== DATA PROVIDED ==

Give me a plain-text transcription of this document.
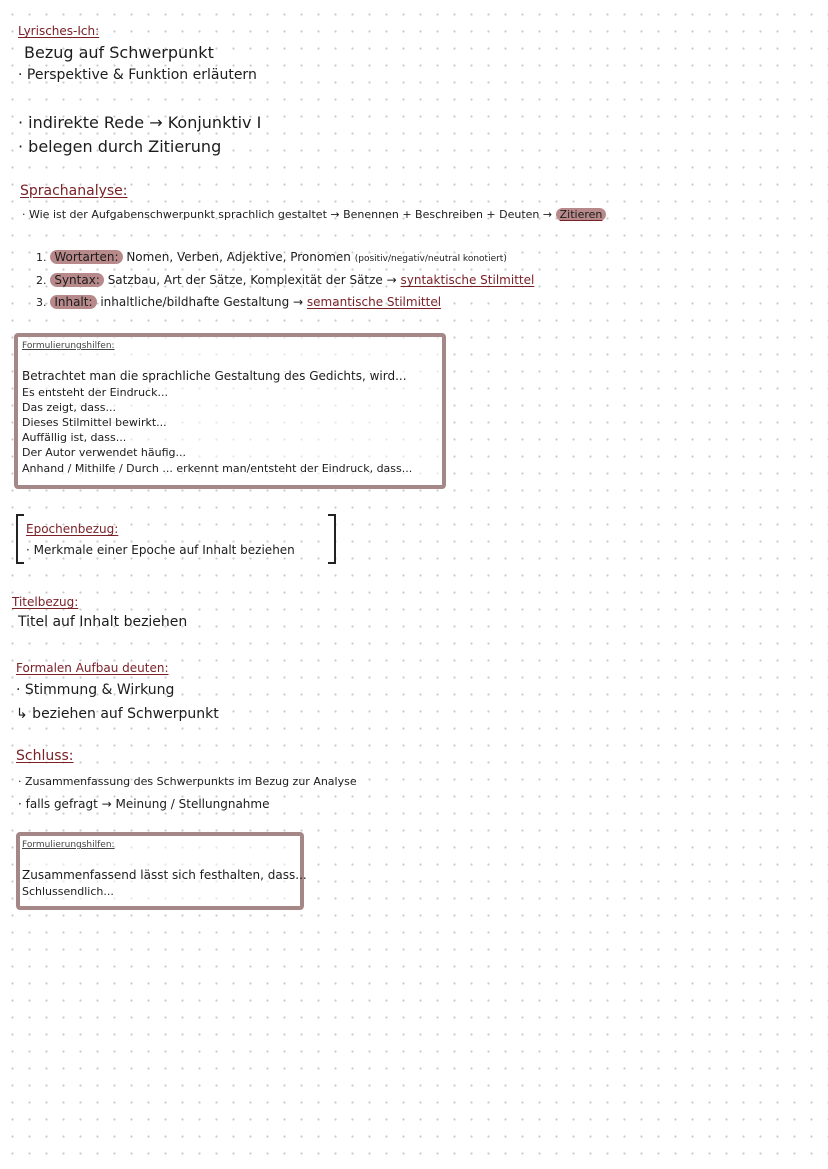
Lyrisches-Ich:
Bezug auf Schwerpunkt
· Perspektive & Funktion erläutern
· indirekte Rede → Konjunktiv I
· belegen durch Zitierung
Sprachanalyse:
· Wie ist der Aufgabenschwerpunkt sprachlich gestaltet → Benennen + Beschreiben + Deuten → Zitieren
1. Wortarten: Nomen, Verben, Adjektive, Pronomen (positiv/negativ/neutral konotiert)
2. Syntax: Satzbau, Art der Sätze, Komplexität der Sätze → syntaktische Stilmittel
3. Inhalt: inhaltliche/bildhafte Gestaltung → semantische Stilmittel
Formulierungshilfen:
Betrachtet man die sprachliche Gestaltung des Gedichts, wird...
Es entsteht der Eindruck...
Das zeigt, dass...
Dieses Stilmittel bewirkt...
Auffällig ist, dass...
Der Autor verwendet häufig...
Anhand / Mithilfe / Durch ... erkennt man/entsteht der Eindruck, dass...
Epochenbezug:
· Merkmale einer Epoche auf Inhalt beziehen
Titelbezug:
Titel auf Inhalt beziehen
Formalen Aufbau deuten:
· Stimmung & Wirkung
↳ beziehen auf Schwerpunkt
Schluss:
· Zusammenfassung des Schwerpunkts im Bezug zur Analyse
· falls gefragt → Meinung / Stellungnahme
Formulierungshilfen:
Zusammenfassend lässt sich festhalten, dass...
Schlussendlich...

== EXERCISE TASK ==
Extract every line from the records above that contains the word "entsteht".

== OUTPUT BELOW ==
Es entsteht der Eindruck...
Anhand / Mithilfe / Durch ... erkennt man/entsteht der Eindruck, dass...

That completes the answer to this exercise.